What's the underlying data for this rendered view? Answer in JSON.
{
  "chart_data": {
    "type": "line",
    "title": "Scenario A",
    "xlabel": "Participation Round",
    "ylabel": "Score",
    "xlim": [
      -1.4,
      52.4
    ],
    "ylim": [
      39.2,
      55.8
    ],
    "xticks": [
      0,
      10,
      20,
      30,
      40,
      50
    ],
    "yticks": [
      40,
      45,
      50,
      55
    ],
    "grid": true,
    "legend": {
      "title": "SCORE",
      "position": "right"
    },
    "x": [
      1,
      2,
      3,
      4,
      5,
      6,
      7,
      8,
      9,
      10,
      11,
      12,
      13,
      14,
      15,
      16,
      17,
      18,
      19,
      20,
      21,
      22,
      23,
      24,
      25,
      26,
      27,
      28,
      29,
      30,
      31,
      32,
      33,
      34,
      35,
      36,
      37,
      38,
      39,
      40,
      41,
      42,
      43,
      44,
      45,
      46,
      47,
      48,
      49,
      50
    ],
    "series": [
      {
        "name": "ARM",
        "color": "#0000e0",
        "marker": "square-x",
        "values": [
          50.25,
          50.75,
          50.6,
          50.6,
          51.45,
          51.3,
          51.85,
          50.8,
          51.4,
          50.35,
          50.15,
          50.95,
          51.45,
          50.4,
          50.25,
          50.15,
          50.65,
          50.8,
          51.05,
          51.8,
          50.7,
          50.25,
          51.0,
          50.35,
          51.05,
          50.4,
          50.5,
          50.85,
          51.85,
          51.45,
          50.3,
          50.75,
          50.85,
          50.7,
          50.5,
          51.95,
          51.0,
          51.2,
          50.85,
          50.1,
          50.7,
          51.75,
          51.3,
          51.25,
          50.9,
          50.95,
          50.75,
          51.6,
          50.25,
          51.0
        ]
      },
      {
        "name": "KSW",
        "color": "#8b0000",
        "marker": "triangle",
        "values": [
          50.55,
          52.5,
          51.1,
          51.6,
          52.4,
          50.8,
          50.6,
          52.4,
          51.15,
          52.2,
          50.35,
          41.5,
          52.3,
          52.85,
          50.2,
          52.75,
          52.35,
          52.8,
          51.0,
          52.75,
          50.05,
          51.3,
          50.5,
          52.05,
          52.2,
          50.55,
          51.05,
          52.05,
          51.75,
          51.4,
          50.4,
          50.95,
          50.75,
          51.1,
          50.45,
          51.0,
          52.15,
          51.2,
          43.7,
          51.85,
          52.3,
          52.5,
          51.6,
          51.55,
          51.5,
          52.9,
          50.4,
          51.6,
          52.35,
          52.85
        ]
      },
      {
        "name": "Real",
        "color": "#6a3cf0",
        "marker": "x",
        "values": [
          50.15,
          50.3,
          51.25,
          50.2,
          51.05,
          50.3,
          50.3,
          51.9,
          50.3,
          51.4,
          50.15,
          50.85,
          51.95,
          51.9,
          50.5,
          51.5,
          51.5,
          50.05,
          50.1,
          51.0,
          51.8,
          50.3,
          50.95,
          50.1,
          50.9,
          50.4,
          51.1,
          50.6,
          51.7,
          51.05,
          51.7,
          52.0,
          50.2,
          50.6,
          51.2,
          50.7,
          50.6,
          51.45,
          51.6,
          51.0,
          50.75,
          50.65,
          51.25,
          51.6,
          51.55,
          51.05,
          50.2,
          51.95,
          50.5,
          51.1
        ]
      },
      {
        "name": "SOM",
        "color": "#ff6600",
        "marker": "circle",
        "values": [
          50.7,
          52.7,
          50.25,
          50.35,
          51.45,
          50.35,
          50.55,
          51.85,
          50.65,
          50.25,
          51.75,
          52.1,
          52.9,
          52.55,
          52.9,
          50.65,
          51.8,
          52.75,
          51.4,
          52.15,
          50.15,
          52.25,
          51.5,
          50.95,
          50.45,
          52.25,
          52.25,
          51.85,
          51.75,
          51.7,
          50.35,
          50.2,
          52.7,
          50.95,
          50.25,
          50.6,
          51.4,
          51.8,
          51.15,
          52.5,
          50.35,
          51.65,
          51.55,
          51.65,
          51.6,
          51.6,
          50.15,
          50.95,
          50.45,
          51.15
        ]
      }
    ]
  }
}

_ _ _ _ _

Work required: Reproduce the listing in full. Keep it exactly as written.

The reply:
What's the underlying data for this rendered view? Answer in JSON.
{
  "chart_data": {
    "type": "line",
    "title": "Scenario A",
    "xlabel": "Participation Round",
    "ylabel": "Score",
    "xlim": [
      -1.4,
      52.4
    ],
    "ylim": [
      39.2,
      55.8
    ],
    "xticks": [
      0,
      10,
      20,
      30,
      40,
      50
    ],
    "yticks": [
      40,
      45,
      50,
      55
    ],
    "grid": true,
    "legend": {
      "title": "SCORE",
      "position": "right"
    },
    "x": [
      1,
      2,
      3,
      4,
      5,
      6,
      7,
      8,
      9,
      10,
      11,
      12,
      13,
      14,
      15,
      16,
      17,
      18,
      19,
      20,
      21,
      22,
      23,
      24,
      25,
      26,
      27,
      28,
      29,
      30,
      31,
      32,
      33,
      34,
      35,
      36,
      37,
      38,
      39,
      40,
      41,
      42,
      43,
      44,
      45,
      46,
      47,
      48,
      49,
      50
    ],
    "series": [
      {
        "name": "ARM",
        "color": "#0000e0",
        "marker": "square-x",
        "values": [
          50.25,
          50.75,
          50.6,
          50.6,
          51.45,
          51.3,
          51.85,
          50.8,
          51.4,
          50.35,
          50.15,
          50.95,
          51.45,
          50.4,
          50.25,
          50.15,
          50.65,
          50.8,
          51.05,
          51.8,
          50.7,
          50.25,
          51.0,
          50.35,
          51.05,
          50.4,
          50.5,
          50.85,
          51.85,
          51.45,
          50.3,
          50.75,
          50.85,
          50.7,
          50.5,
          51.95,
          51.0,
          51.2,
          50.85,
          50.1,
          50.7,
          51.75,
          51.3,
          51.25,
          50.9,
          50.95,
          50.75,
          51.6,
          50.25,
          51.0
        ]
      },
      {
        "name": "KSW",
        "color": "#8b0000",
        "marker": "triangle",
        "values": [
          50.55,
          52.5,
          51.1,
          51.6,
          52.4,
          50.8,
          50.6,
          52.4,
          51.15,
          52.2,
          50.35,
          41.5,
          52.3,
          52.85,
          50.2,
          52.75,
          52.35,
          52.8,
          51.0,
          52.75,
          50.05,
          51.3,
          50.5,
          52.05,
          52.2,
          50.55,
          51.05,
          52.05,
          51.75,
          51.4,
          50.4,
          50.95,
          50.75,
          51.1,
          50.45,
          51.0,
          52.15,
          51.2,
          43.7,
          51.85,
          52.3,
          52.5,
          51.6,
          51.55,
          51.5,
          52.9,
          50.4,
          51.6,
          52.35,
          52.85
        ]
      },
      {
        "name": "Real",
        "color": "#6a3cf0",
        "marker": "x",
        "values": [
          50.15,
          50.3,
          51.25,
          50.2,
          51.05,
          50.3,
          50.3,
          51.9,
          50.3,
          51.4,
          50.15,
          50.85,
          51.95,
          51.9,
          50.5,
          51.5,
          51.5,
          50.05,
          50.1,
          51.0,
          51.8,
          50.3,
          50.95,
          50.1,
          50.9,
          50.4,
          51.1,
          50.6,
          51.7,
          51.05,
          51.7,
          52.0,
          50.2,
          50.6,
          51.2,
          50.7,
          50.6,
          51.45,
          51.6,
          51.0,
          50.75,
          50.65,
          51.25,
          51.6,
          51.55,
          51.05,
          50.2,
          51.95,
          50.5,
          51.1
        ]
      },
      {
        "name": "SOM",
        "color": "#ff6600",
        "marker": "circle",
        "values": [
          50.7,
          52.7,
          50.25,
          50.35,
          51.45,
          50.35,
          50.55,
          51.85,
          50.65,
          50.25,
          51.75,
          52.1,
          52.9,
          52.55,
          52.9,
          50.65,
          51.8,
          52.75,
          51.4,
          52.15,
          50.15,
          52.25,
          51.5,
          50.95,
          50.45,
          52.25,
          52.25,
          51.85,
          51.75,
          51.7,
          50.35,
          50.2,
          52.7,
          50.95,
          50.25,
          50.6,
          51.4,
          51.8,
          51.15,
          52.5,
          50.35,
          51.65,
          51.55,
          51.65,
          51.6,
          51.6,
          50.15,
          50.95,
          50.45,
          51.15
        ]
      }
    ]
  }
}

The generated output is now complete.